Exercise =>
Make an exact copy of the records, with the images left out.

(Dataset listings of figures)
##########
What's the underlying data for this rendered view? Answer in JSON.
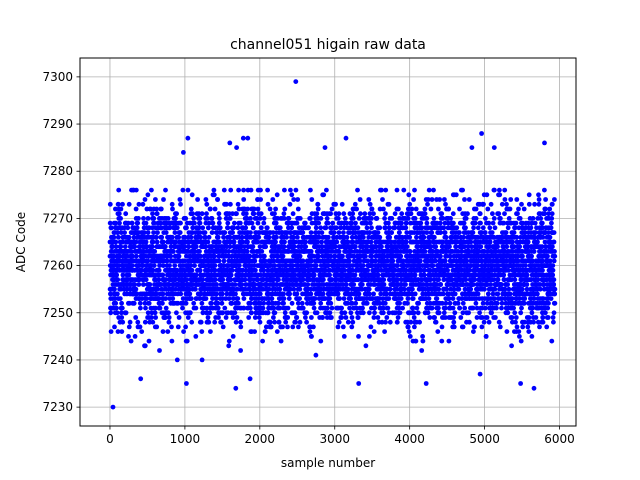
{
  "chart_data": {
    "type": "scatter",
    "title": "channel051 higain raw data",
    "xlabel": "sample number",
    "ylabel": "ADC Code",
    "xlim": [
      -400,
      6220
    ],
    "ylim": [
      7226,
      7304
    ],
    "xticks": [
      0,
      1000,
      2000,
      3000,
      4000,
      5000,
      6000
    ],
    "yticks": [
      7230,
      7240,
      7250,
      7260,
      7270,
      7280,
      7290,
      7300
    ],
    "grid": true,
    "marker_color": "#0000ff",
    "n_samples": 5940,
    "distribution": {
      "center": 7260,
      "typical_min": 7242,
      "typical_max": 7274
    },
    "notable_points": [
      {
        "x": 40,
        "y": 7230
      },
      {
        "x": 2480,
        "y": 7299
      },
      {
        "x": 4960,
        "y": 7288
      },
      {
        "x": 1040,
        "y": 7287
      },
      {
        "x": 1780,
        "y": 7287
      },
      {
        "x": 1840,
        "y": 7287
      },
      {
        "x": 3150,
        "y": 7287
      },
      {
        "x": 5800,
        "y": 7286
      },
      {
        "x": 1600,
        "y": 7286
      },
      {
        "x": 4830,
        "y": 7285
      },
      {
        "x": 5130,
        "y": 7285
      },
      {
        "x": 2870,
        "y": 7285
      },
      {
        "x": 1690,
        "y": 7285
      },
      {
        "x": 980,
        "y": 7284
      },
      {
        "x": 1680,
        "y": 7234
      },
      {
        "x": 3320,
        "y": 7235
      },
      {
        "x": 4220,
        "y": 7235
      },
      {
        "x": 1020,
        "y": 7235
      },
      {
        "x": 5480,
        "y": 7235
      },
      {
        "x": 5660,
        "y": 7234
      },
      {
        "x": 1870,
        "y": 7236
      },
      {
        "x": 410,
        "y": 7236
      },
      {
        "x": 4940,
        "y": 7237
      }
    ]
  }
}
##########
Result =>
What's the underlying data for this rendered view? Answer in JSON.
{
  "chart_data": {
    "type": "scatter",
    "title": "channel051 higain raw data",
    "xlabel": "sample number",
    "ylabel": "ADC Code",
    "xlim": [
      -400,
      6220
    ],
    "ylim": [
      7226,
      7304
    ],
    "xticks": [
      0,
      1000,
      2000,
      3000,
      4000,
      5000,
      6000
    ],
    "yticks": [
      7230,
      7240,
      7250,
      7260,
      7270,
      7280,
      7290,
      7300
    ],
    "grid": true,
    "marker_color": "#0000ff",
    "n_samples": 5940,
    "distribution": {
      "center": 7260,
      "typical_min": 7242,
      "typical_max": 7274
    },
    "notable_points": [
      {
        "x": 40,
        "y": 7230
      },
      {
        "x": 2480,
        "y": 7299
      },
      {
        "x": 4960,
        "y": 7288
      },
      {
        "x": 1040,
        "y": 7287
      },
      {
        "x": 1780,
        "y": 7287
      },
      {
        "x": 1840,
        "y": 7287
      },
      {
        "x": 3150,
        "y": 7287
      },
      {
        "x": 5800,
        "y": 7286
      },
      {
        "x": 1600,
        "y": 7286
      },
      {
        "x": 4830,
        "y": 7285
      },
      {
        "x": 5130,
        "y": 7285
      },
      {
        "x": 2870,
        "y": 7285
      },
      {
        "x": 1690,
        "y": 7285
      },
      {
        "x": 980,
        "y": 7284
      },
      {
        "x": 1680,
        "y": 7234
      },
      {
        "x": 3320,
        "y": 7235
      },
      {
        "x": 4220,
        "y": 7235
      },
      {
        "x": 1020,
        "y": 7235
      },
      {
        "x": 5480,
        "y": 7235
      },
      {
        "x": 5660,
        "y": 7234
      },
      {
        "x": 1870,
        "y": 7236
      },
      {
        "x": 410,
        "y": 7236
      },
      {
        "x": 4940,
        "y": 7237
      }
    ]
  }
}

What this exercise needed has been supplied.